━━━ MATERIAL SHOWN

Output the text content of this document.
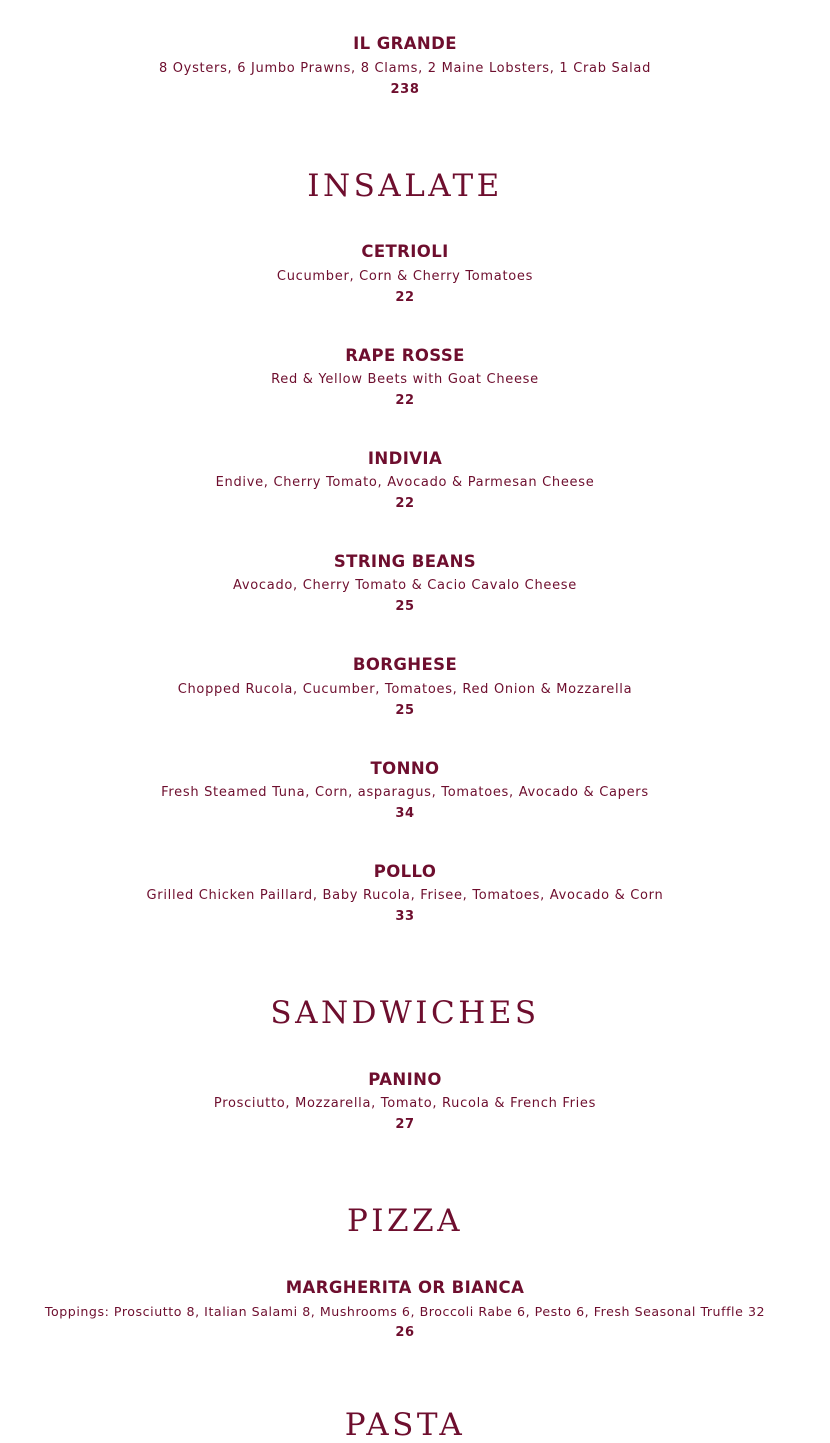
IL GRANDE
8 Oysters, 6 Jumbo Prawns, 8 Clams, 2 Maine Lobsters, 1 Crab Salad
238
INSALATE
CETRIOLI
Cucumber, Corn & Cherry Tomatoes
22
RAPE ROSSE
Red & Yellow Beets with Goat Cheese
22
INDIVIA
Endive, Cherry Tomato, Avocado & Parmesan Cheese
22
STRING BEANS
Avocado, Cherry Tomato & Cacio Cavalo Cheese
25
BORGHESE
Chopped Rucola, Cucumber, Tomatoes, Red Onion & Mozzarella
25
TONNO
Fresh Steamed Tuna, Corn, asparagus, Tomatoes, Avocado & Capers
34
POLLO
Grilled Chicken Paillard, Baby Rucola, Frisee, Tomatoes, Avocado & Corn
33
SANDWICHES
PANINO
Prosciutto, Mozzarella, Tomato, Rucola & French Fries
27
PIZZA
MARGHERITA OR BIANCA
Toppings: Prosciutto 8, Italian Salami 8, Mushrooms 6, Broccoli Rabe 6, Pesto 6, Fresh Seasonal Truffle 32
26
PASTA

━━━━━━
━━━ MATERIAL SHOWN

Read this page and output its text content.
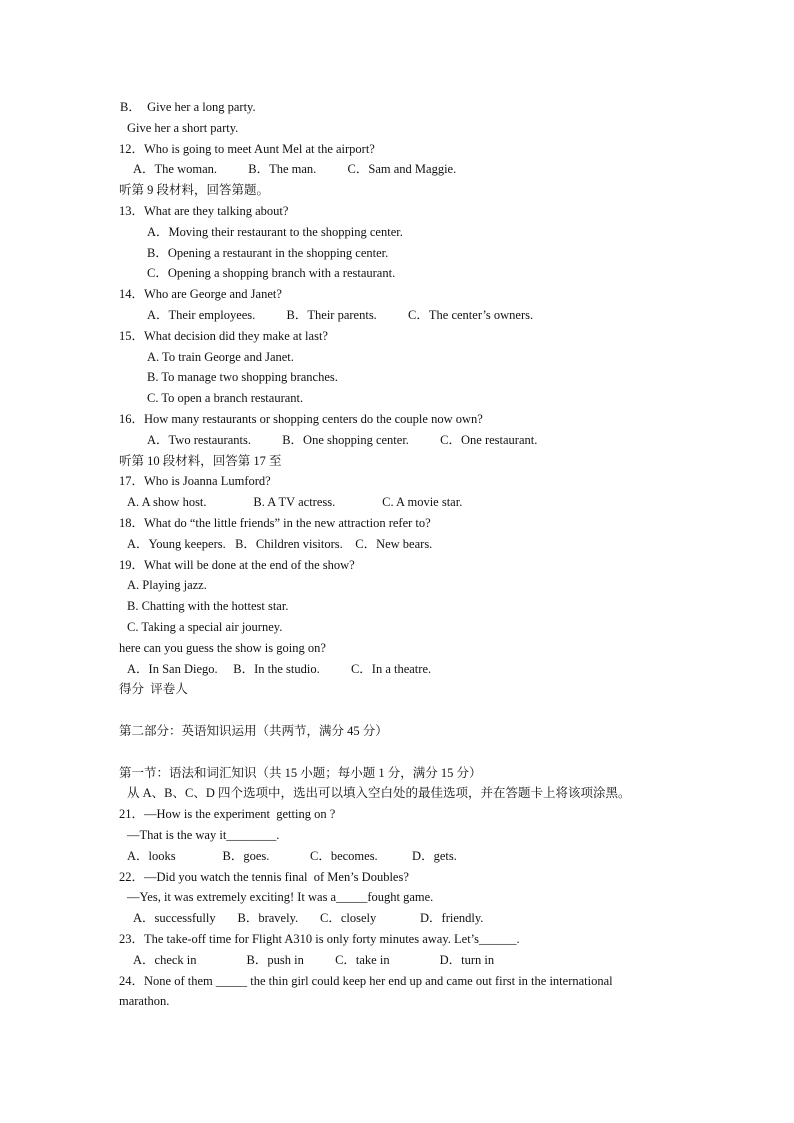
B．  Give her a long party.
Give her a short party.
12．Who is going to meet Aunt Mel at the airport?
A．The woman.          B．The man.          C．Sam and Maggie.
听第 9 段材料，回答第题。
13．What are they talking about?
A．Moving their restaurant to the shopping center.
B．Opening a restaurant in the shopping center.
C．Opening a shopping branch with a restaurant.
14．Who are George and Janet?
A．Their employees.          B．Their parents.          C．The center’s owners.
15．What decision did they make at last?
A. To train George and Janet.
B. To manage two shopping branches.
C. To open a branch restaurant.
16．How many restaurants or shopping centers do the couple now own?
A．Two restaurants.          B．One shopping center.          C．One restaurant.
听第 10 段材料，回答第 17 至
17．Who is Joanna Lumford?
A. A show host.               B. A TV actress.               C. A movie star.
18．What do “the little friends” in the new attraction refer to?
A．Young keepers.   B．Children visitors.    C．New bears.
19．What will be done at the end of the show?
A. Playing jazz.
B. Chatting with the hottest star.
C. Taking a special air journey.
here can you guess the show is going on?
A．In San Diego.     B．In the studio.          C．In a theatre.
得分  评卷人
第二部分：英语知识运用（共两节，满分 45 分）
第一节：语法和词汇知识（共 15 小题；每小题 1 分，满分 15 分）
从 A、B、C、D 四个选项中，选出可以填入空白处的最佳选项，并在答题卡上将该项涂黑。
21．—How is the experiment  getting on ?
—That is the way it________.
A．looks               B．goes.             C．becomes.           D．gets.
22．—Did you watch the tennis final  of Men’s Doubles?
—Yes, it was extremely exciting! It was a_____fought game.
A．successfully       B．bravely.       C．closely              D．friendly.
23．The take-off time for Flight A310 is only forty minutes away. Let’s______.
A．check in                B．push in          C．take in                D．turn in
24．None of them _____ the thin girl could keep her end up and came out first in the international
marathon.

━━━━━━

## [AIM OF THE TASK]
Give the number of lines where the string "party" occurs, without any further text.

## [RESPONSE TO THIS EXERCISE]
2